Given exercise: Go through the material below and copy all lines with "ylabel".

Material for this exercise:
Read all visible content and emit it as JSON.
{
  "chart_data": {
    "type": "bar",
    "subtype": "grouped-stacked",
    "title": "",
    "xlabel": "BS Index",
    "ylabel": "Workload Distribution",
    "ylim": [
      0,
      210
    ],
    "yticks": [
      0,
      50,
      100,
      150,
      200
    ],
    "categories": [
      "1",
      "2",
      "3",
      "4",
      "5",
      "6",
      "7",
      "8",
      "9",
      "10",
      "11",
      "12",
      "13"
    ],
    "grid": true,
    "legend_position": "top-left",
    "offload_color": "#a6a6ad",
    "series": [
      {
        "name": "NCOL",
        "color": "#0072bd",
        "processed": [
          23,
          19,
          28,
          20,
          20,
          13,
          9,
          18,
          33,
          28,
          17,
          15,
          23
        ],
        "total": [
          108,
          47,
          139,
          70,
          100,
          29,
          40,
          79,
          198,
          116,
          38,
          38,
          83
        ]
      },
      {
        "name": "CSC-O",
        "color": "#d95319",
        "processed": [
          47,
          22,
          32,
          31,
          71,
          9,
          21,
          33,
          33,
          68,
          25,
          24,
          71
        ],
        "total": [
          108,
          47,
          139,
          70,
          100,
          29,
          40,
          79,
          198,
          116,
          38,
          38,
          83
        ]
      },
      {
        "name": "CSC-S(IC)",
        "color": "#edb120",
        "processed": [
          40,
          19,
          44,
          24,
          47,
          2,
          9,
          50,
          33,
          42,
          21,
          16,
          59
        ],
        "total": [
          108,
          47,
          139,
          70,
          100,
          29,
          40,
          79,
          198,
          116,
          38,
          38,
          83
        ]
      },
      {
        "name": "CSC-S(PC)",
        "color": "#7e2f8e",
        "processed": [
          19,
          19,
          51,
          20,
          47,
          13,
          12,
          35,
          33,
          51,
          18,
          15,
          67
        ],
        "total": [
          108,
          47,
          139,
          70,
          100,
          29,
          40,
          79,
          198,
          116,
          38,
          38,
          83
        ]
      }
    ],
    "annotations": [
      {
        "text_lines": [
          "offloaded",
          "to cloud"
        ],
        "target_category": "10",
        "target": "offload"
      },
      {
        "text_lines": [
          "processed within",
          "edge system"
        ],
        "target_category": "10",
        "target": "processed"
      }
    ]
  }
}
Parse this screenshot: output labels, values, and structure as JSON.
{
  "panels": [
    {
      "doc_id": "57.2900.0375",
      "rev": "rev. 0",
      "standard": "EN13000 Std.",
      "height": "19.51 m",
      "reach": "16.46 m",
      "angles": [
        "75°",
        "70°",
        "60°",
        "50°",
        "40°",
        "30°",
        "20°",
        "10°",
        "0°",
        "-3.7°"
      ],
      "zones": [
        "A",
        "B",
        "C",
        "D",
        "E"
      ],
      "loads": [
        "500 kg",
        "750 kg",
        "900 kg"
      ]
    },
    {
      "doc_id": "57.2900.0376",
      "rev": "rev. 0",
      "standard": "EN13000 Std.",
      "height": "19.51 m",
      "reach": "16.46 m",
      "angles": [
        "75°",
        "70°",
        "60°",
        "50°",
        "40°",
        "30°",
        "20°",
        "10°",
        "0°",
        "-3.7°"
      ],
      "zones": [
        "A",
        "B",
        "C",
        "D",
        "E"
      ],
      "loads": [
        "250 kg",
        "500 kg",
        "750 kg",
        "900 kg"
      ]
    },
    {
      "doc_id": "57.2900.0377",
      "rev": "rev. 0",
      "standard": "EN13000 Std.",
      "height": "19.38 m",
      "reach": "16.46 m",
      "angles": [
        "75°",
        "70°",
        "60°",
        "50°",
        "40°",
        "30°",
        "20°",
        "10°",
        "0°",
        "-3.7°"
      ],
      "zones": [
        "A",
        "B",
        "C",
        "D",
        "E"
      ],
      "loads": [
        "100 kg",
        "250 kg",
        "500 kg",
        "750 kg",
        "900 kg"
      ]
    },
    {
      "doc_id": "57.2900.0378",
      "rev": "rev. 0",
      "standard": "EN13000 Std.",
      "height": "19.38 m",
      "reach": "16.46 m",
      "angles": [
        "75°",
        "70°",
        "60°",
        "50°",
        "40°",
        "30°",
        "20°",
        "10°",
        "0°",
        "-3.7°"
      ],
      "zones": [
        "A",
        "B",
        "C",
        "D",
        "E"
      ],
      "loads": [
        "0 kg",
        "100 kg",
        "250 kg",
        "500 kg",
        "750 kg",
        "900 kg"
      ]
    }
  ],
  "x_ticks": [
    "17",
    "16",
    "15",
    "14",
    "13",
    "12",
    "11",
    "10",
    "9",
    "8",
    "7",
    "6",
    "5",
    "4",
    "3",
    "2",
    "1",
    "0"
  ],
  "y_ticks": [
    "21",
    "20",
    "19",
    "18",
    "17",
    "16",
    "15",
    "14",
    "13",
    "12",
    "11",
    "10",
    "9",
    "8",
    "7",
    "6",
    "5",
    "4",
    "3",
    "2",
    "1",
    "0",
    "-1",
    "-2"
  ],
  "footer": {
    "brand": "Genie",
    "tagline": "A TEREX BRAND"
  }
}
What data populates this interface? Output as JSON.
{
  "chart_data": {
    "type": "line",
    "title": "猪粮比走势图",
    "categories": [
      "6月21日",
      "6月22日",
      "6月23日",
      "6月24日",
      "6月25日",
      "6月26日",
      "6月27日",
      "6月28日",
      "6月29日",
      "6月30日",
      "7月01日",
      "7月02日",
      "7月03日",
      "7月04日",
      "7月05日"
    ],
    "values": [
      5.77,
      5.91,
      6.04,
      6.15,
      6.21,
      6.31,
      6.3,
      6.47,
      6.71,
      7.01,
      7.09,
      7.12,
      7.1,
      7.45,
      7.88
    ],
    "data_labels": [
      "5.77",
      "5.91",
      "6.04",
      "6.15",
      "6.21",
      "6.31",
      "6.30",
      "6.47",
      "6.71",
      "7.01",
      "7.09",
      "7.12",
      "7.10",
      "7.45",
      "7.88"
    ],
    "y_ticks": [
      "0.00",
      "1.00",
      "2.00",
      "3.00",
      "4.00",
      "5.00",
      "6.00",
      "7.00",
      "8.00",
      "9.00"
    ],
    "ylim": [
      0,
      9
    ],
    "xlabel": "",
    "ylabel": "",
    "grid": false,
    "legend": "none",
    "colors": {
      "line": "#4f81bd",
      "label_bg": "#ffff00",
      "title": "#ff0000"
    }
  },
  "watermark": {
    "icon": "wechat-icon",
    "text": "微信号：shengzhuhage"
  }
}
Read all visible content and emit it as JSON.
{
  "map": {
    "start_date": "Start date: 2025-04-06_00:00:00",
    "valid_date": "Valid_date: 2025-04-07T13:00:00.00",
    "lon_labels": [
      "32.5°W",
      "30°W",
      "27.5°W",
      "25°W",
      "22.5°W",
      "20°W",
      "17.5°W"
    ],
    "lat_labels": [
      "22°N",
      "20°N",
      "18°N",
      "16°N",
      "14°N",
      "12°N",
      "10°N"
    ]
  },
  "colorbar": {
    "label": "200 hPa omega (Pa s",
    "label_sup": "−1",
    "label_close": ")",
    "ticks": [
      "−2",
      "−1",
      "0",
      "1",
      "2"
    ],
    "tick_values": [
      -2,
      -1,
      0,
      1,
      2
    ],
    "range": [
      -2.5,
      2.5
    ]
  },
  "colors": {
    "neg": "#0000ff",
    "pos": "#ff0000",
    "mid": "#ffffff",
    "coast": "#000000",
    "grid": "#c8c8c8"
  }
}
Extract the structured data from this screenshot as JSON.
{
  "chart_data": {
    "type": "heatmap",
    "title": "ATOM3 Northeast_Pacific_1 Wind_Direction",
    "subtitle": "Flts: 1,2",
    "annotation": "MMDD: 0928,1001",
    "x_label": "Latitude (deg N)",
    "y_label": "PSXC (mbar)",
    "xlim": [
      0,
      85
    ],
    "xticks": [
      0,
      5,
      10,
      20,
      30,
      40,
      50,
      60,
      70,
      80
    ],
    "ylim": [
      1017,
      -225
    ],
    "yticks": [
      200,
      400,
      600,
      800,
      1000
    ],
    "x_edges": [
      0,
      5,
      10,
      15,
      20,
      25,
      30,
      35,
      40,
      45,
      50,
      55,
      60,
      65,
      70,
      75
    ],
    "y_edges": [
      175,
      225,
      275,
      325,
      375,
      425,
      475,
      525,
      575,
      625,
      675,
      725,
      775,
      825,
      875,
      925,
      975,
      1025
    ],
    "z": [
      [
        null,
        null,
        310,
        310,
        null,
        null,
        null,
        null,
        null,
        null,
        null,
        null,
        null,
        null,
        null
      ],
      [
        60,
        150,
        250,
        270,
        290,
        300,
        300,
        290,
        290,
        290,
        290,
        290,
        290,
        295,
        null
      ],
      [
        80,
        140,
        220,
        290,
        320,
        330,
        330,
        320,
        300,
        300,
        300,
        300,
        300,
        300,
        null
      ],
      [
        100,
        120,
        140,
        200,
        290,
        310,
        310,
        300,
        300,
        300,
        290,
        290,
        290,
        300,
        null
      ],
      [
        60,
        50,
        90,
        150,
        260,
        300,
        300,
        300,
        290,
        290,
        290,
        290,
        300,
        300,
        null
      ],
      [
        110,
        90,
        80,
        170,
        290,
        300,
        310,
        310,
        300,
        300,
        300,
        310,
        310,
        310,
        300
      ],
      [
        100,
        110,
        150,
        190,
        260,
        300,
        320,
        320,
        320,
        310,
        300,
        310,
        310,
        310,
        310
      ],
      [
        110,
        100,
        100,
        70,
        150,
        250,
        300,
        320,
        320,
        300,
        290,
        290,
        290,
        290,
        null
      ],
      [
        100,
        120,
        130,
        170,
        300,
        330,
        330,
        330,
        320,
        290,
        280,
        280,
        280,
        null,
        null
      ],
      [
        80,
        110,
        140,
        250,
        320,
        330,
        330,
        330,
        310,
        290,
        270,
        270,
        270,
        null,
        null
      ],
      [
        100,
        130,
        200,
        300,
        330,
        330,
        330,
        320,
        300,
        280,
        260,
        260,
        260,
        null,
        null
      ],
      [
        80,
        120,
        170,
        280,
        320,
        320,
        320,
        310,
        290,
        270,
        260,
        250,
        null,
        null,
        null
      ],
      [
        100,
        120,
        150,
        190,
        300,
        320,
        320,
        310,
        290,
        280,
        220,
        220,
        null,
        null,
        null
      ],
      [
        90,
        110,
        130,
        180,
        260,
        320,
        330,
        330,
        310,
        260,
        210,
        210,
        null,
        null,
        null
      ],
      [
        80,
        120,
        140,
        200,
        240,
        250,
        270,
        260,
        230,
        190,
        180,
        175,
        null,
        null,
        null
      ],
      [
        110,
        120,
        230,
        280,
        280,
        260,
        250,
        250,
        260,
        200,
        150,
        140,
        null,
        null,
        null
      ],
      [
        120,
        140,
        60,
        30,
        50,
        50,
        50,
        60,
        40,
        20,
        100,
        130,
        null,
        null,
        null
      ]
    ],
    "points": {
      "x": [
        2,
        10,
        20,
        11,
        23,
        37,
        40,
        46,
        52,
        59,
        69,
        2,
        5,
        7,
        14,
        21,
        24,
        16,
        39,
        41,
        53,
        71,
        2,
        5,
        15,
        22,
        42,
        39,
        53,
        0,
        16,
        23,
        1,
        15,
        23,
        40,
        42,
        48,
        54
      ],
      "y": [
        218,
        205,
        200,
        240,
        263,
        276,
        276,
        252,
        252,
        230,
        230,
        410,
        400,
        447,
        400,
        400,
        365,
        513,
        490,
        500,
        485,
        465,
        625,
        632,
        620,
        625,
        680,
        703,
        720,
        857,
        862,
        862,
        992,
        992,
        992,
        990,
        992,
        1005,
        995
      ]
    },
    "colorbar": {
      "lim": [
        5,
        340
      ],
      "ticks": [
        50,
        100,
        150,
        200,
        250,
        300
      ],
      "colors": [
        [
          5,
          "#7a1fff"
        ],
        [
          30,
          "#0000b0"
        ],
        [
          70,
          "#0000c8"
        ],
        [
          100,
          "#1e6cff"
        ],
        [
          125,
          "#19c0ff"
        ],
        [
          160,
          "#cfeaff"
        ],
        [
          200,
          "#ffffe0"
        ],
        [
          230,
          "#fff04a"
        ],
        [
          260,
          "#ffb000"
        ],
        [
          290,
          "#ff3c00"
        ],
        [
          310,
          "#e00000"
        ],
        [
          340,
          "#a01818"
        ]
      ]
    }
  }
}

Solution to this exercise:
    "ylabel": "Workload Distribution",
    "ylabel": "",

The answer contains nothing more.